SHORT EXERCISE
In the following material, identify every line holding the string "Voir" and return it.

EXERCISE DATA
>>>

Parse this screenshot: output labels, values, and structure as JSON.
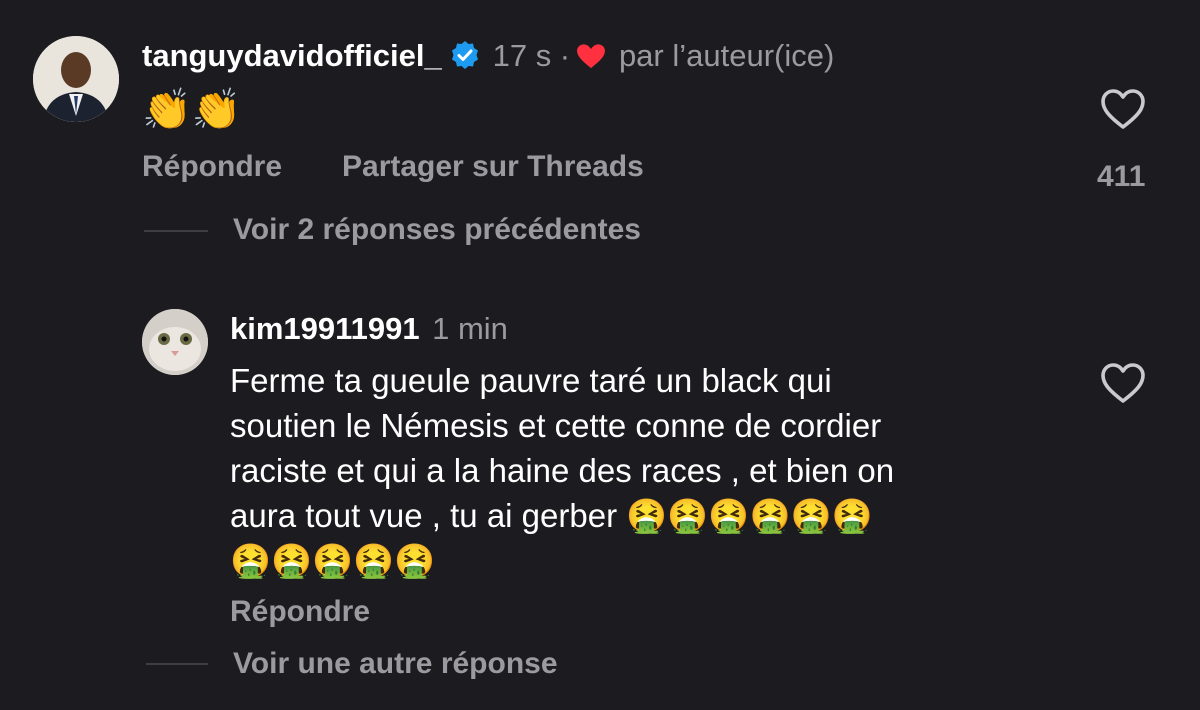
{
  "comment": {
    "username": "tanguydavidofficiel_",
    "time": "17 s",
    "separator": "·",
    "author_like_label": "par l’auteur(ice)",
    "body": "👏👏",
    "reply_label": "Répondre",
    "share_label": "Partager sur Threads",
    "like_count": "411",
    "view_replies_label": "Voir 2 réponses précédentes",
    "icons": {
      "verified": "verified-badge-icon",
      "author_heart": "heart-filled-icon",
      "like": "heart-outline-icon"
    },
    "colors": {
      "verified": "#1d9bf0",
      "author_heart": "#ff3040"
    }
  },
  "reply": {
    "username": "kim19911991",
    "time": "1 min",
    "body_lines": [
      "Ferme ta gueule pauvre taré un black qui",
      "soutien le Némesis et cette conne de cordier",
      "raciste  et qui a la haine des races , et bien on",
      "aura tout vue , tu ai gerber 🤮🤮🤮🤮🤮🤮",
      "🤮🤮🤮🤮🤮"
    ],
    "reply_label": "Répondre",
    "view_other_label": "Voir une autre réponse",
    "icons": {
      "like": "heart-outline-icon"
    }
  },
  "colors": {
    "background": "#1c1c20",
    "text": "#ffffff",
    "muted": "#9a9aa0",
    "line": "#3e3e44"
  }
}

<<<
>>>

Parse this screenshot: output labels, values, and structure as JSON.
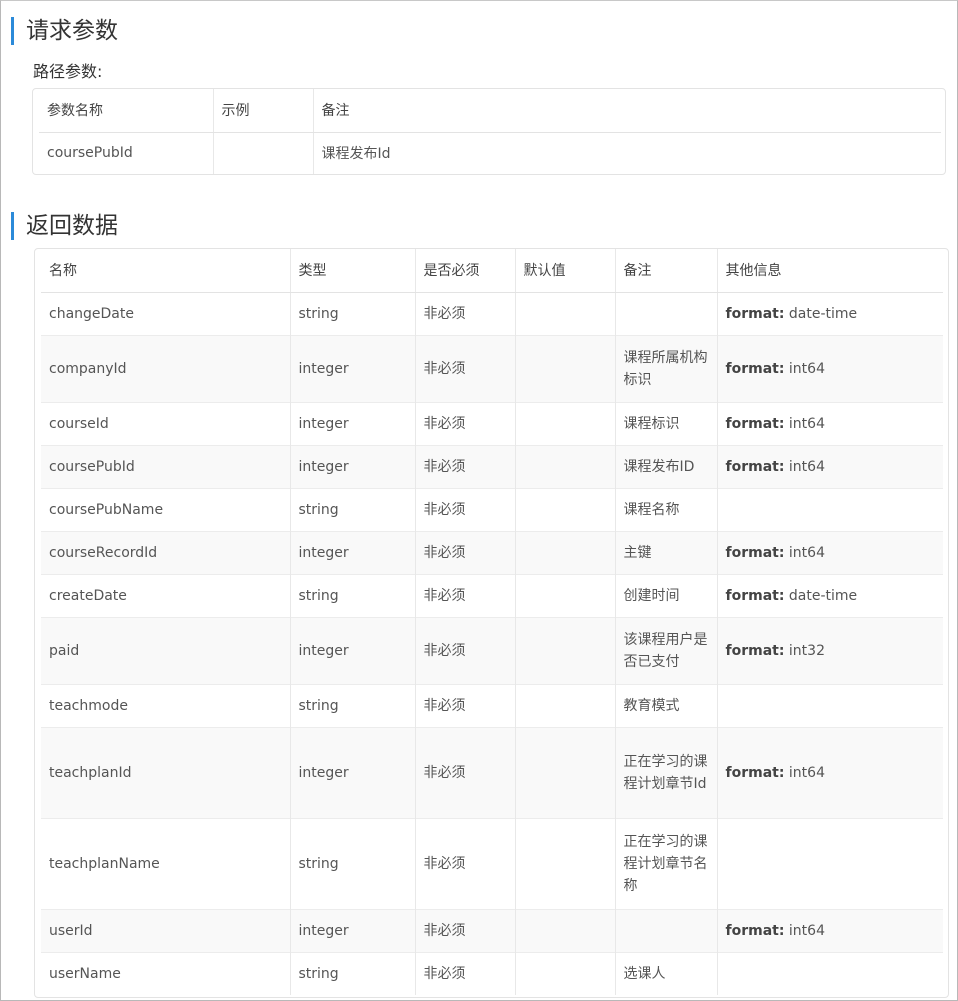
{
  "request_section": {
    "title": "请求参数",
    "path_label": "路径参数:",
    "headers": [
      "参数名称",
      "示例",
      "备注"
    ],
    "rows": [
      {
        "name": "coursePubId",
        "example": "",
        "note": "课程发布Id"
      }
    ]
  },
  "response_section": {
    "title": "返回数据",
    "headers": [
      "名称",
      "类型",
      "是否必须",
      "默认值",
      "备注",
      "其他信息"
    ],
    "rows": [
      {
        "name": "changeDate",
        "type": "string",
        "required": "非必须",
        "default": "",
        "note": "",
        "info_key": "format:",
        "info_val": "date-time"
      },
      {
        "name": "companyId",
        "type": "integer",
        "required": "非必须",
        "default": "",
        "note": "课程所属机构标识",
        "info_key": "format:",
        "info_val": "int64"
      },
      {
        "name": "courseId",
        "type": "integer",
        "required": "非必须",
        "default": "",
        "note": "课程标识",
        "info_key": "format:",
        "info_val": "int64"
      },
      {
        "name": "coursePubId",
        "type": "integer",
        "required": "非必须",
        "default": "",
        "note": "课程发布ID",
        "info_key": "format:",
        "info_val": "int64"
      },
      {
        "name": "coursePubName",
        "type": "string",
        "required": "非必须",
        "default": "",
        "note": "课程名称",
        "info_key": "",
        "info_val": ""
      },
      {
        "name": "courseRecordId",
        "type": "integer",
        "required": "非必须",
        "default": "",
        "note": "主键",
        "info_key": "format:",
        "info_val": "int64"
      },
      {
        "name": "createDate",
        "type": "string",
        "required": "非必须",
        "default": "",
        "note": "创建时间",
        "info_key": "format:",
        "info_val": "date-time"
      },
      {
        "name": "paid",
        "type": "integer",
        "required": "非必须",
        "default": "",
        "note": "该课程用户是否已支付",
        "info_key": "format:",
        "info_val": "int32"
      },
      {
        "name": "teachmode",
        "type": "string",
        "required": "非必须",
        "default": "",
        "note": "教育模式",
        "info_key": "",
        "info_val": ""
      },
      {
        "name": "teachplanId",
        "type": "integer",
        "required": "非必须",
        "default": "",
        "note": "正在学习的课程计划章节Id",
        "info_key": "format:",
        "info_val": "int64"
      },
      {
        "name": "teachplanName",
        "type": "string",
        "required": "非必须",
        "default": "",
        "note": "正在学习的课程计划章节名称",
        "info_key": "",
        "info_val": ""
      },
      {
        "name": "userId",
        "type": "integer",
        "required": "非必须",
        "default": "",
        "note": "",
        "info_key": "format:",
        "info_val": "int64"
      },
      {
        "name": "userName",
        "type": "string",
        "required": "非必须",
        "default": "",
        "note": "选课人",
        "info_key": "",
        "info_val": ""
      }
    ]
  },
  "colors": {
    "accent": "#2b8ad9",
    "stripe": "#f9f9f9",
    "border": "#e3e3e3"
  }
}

<<<

ANSWER TO THE TASK
    "view_replies_label": "Voir 2 réponses précédentes",
    "view_other_label": "Voir une autre réponse",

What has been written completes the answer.